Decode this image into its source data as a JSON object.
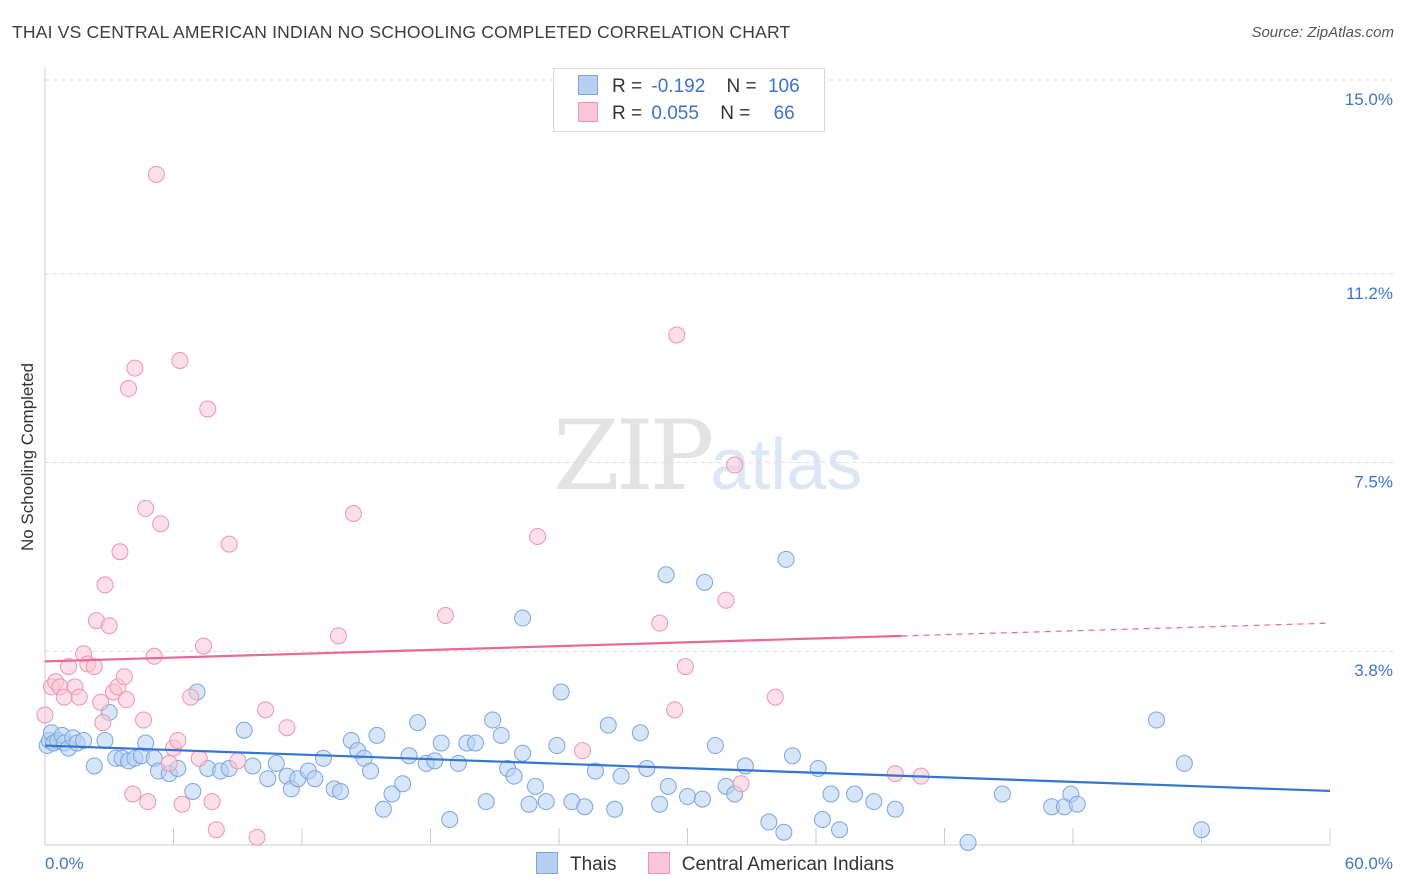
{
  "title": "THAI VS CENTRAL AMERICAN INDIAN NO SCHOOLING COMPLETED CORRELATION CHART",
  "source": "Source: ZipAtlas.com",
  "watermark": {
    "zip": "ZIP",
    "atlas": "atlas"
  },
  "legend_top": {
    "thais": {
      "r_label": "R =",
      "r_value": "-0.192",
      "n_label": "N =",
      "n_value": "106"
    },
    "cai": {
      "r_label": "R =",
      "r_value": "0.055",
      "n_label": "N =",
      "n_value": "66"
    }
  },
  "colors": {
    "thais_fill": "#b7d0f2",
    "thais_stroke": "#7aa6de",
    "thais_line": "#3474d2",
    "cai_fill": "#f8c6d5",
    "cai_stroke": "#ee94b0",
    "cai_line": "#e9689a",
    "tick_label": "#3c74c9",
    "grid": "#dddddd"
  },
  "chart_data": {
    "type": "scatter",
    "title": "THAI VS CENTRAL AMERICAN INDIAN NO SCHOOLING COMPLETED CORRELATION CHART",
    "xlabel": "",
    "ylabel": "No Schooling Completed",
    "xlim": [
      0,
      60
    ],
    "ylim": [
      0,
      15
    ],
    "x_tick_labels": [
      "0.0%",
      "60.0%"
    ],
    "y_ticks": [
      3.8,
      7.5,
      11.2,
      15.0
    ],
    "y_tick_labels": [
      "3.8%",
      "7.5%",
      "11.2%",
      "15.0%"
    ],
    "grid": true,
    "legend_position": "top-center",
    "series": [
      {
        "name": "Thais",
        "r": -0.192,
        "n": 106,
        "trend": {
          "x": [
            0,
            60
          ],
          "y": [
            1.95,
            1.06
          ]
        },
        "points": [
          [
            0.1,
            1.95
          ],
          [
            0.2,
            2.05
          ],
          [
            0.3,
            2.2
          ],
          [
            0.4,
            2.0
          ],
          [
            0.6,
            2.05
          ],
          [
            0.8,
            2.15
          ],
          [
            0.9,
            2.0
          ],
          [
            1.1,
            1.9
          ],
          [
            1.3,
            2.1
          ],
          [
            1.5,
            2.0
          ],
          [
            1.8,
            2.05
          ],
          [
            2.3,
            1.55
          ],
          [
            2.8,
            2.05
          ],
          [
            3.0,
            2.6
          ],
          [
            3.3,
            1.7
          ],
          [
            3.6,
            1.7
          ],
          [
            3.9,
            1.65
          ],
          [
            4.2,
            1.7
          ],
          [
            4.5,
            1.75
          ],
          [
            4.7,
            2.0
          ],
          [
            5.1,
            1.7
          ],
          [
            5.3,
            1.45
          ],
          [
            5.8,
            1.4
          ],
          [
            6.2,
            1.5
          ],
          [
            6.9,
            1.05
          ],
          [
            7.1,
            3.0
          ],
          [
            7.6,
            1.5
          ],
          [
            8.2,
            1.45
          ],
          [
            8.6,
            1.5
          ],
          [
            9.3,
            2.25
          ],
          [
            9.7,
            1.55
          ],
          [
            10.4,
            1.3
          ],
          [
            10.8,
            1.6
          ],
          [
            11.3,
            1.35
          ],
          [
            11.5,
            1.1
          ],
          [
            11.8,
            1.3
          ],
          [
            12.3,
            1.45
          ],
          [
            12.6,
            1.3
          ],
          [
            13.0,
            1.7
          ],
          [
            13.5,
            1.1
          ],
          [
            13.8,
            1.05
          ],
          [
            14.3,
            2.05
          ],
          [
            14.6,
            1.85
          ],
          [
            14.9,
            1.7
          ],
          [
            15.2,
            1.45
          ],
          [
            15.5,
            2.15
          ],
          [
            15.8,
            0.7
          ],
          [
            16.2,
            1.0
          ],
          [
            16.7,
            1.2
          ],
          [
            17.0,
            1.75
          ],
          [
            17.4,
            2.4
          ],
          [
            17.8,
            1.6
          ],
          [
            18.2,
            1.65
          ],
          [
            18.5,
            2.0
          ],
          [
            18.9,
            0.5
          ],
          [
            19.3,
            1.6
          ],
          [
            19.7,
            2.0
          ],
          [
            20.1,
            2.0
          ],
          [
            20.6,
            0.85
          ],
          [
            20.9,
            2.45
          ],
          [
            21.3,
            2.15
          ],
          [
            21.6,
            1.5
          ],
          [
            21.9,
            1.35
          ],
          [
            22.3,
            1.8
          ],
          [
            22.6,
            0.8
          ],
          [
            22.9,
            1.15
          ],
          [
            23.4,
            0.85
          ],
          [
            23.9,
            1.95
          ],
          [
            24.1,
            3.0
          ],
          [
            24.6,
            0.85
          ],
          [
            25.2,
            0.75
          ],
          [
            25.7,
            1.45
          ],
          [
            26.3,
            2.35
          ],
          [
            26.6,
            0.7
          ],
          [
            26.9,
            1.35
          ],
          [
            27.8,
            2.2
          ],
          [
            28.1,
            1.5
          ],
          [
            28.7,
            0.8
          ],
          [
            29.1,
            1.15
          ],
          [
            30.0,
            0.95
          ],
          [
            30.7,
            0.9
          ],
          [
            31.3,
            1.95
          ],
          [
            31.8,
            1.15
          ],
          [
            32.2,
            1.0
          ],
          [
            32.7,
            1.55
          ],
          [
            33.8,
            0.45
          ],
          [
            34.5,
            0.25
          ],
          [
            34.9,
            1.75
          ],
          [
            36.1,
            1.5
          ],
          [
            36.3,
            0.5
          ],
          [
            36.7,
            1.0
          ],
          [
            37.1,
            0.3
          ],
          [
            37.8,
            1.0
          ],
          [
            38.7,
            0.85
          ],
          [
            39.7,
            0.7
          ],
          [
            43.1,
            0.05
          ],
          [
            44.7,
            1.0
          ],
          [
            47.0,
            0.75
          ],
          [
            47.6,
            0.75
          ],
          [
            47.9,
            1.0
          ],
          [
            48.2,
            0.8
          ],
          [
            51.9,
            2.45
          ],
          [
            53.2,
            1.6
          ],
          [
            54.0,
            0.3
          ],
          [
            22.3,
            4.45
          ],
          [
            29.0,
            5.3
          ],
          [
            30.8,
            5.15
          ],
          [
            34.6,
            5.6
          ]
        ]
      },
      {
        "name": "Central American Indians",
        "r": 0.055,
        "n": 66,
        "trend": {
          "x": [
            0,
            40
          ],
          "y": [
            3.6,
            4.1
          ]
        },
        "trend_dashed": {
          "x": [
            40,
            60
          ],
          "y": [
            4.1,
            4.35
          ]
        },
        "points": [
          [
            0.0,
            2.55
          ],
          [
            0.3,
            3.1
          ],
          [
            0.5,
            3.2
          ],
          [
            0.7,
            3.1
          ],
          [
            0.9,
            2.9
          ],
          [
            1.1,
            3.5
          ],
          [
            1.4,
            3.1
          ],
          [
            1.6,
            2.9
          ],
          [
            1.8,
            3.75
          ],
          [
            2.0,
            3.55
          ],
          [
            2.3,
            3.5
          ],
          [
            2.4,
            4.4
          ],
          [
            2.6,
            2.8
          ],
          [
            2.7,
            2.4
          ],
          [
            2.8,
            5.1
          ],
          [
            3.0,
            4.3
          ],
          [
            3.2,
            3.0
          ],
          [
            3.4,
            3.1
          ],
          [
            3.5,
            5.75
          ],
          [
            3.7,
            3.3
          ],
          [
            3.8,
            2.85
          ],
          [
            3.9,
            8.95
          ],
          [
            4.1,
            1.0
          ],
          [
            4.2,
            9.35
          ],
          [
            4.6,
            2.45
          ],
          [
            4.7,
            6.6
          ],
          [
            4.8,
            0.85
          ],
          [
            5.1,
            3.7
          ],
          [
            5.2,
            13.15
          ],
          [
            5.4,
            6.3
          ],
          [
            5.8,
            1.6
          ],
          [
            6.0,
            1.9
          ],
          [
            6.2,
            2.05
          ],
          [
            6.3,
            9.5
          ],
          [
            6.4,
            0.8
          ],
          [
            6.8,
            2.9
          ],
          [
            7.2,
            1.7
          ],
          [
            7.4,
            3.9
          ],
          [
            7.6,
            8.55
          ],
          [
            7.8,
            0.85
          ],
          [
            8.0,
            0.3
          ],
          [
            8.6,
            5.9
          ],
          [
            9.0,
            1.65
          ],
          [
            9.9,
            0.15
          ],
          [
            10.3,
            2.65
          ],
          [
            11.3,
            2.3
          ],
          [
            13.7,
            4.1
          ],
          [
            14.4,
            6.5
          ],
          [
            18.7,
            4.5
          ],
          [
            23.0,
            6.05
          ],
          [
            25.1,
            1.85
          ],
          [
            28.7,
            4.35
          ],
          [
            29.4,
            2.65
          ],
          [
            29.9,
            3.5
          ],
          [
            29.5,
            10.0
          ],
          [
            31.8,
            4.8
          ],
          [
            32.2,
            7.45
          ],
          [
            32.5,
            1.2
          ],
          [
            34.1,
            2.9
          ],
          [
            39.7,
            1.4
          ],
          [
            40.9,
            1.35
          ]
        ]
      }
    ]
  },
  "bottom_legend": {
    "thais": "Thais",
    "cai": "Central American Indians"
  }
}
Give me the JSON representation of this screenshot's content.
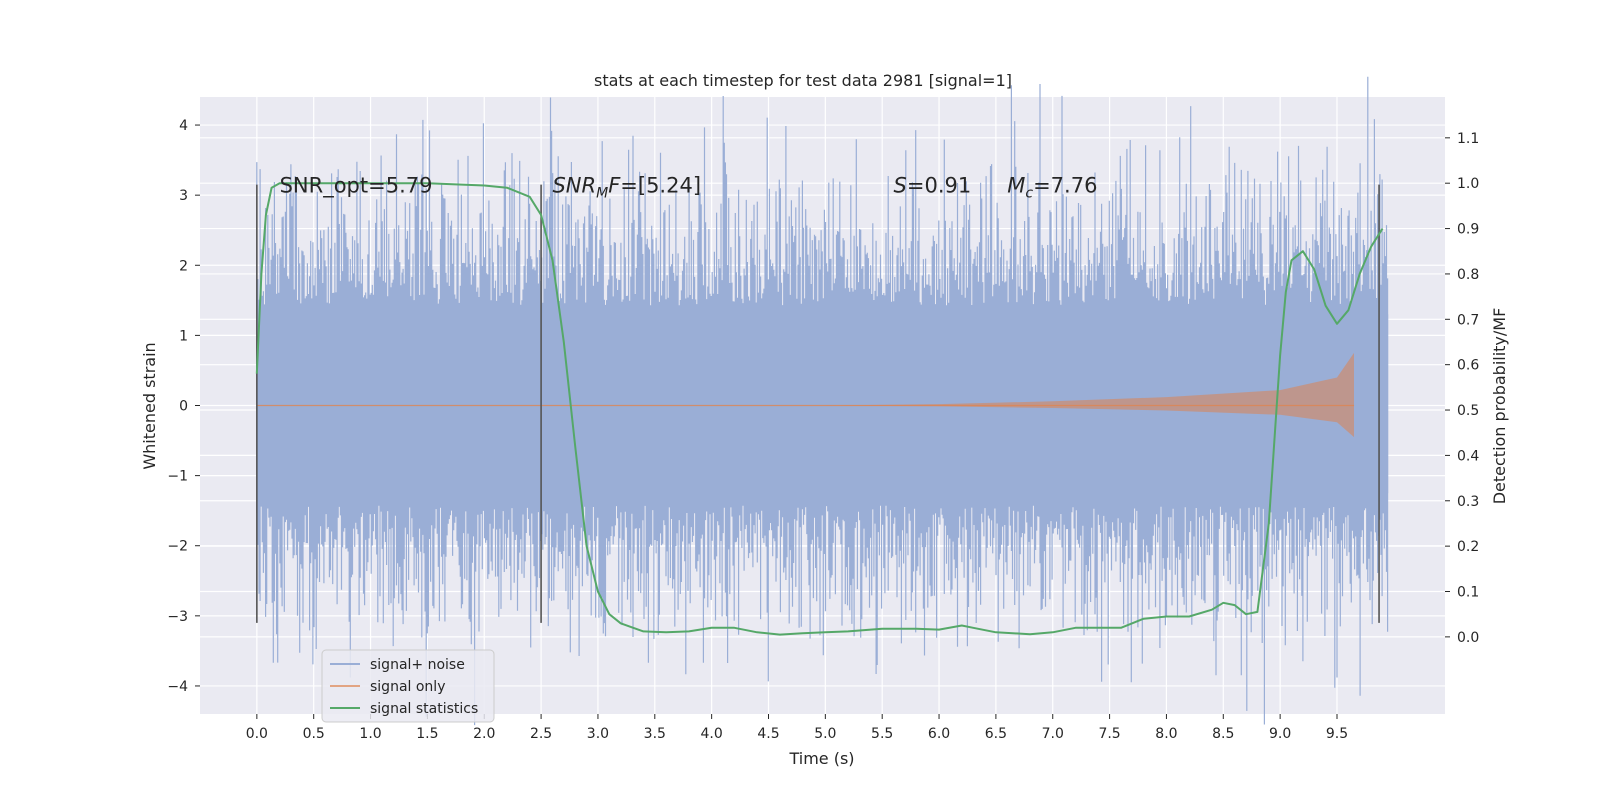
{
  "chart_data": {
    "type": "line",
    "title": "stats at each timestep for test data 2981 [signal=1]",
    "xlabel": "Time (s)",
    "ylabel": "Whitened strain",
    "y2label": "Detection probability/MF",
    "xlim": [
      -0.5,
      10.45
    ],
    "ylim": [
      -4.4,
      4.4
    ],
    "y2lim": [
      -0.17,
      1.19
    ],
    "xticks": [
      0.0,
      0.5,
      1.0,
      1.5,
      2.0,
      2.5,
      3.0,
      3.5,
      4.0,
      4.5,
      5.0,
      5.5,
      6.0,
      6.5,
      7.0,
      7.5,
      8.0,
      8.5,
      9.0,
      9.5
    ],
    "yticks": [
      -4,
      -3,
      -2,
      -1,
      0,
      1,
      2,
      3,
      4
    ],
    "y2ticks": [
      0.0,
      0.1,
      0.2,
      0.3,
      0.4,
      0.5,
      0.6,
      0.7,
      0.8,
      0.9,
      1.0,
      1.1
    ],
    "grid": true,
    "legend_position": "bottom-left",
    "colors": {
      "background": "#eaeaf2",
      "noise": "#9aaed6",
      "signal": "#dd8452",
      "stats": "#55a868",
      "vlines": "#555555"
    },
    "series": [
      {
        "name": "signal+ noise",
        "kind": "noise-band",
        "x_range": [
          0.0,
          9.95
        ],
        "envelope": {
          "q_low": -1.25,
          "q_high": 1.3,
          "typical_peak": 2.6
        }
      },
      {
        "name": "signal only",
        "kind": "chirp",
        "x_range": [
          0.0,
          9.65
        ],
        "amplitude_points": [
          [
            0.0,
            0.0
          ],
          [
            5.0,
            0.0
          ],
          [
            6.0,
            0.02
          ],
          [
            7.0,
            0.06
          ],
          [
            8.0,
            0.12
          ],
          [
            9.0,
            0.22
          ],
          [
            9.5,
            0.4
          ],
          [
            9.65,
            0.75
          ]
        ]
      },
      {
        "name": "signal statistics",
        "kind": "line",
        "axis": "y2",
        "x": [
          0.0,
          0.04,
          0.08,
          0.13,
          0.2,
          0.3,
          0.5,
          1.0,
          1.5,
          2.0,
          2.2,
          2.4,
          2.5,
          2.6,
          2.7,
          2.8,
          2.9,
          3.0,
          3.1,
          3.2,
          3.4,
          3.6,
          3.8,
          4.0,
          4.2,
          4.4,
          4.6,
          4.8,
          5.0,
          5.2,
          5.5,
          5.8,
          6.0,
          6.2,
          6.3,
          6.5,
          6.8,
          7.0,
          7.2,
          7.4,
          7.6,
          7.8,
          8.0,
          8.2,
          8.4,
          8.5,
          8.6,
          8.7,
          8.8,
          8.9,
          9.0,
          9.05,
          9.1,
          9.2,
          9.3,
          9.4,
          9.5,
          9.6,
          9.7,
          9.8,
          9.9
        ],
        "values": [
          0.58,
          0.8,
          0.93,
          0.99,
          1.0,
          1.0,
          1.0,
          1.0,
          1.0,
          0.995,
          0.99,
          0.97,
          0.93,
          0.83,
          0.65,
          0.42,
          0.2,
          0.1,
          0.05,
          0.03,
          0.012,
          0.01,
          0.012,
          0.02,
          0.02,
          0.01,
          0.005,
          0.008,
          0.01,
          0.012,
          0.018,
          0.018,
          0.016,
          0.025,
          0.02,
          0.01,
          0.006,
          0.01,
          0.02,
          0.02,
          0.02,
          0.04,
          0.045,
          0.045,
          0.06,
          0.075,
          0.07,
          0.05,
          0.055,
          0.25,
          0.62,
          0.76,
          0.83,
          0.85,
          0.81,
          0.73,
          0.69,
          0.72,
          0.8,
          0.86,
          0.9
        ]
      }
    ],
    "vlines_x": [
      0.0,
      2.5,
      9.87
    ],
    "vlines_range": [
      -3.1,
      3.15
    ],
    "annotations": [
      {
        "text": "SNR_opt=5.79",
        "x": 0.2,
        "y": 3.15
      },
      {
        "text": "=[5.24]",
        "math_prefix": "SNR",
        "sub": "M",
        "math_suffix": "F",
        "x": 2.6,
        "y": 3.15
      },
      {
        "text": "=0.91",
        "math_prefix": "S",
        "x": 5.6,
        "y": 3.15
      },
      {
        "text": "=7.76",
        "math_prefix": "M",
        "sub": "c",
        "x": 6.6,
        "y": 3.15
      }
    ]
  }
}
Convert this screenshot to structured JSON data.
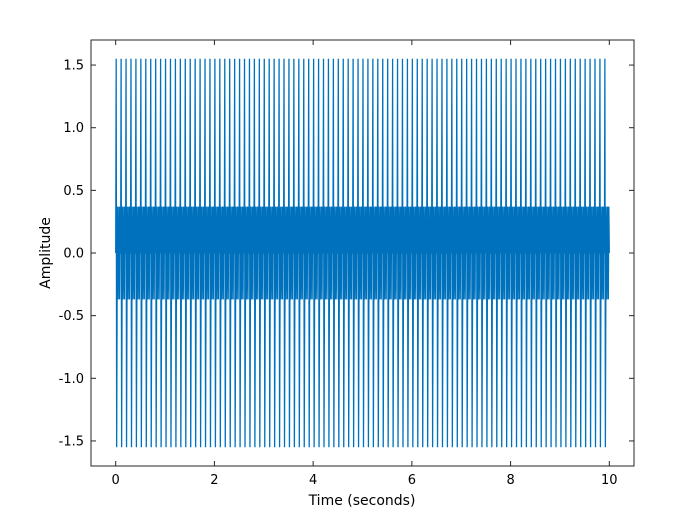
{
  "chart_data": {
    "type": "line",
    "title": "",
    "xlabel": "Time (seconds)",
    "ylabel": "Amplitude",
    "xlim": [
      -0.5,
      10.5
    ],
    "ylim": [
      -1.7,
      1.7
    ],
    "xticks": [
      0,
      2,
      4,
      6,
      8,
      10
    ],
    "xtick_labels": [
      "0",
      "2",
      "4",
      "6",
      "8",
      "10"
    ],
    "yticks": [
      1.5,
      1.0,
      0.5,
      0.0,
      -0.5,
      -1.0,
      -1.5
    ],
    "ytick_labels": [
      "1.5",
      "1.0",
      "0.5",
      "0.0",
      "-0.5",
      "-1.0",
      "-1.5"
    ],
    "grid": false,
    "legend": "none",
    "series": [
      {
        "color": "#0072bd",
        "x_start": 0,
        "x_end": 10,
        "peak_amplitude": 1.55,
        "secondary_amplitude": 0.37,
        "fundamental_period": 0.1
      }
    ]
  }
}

======

Identify the lines above with the word "title". Copy them.

  "title": "THAI VS CENTRAL AMERICAN INDIAN NO SCHOOLING COMPLETED CORRELATION CHART",
    "title": "THAI VS CENTRAL AMERICAN INDIAN NO SCHOOLING COMPLETED CORRELATION CHART",
    "title": "stats at each timestep for test data 2981 [signal=1]",
    "title": "",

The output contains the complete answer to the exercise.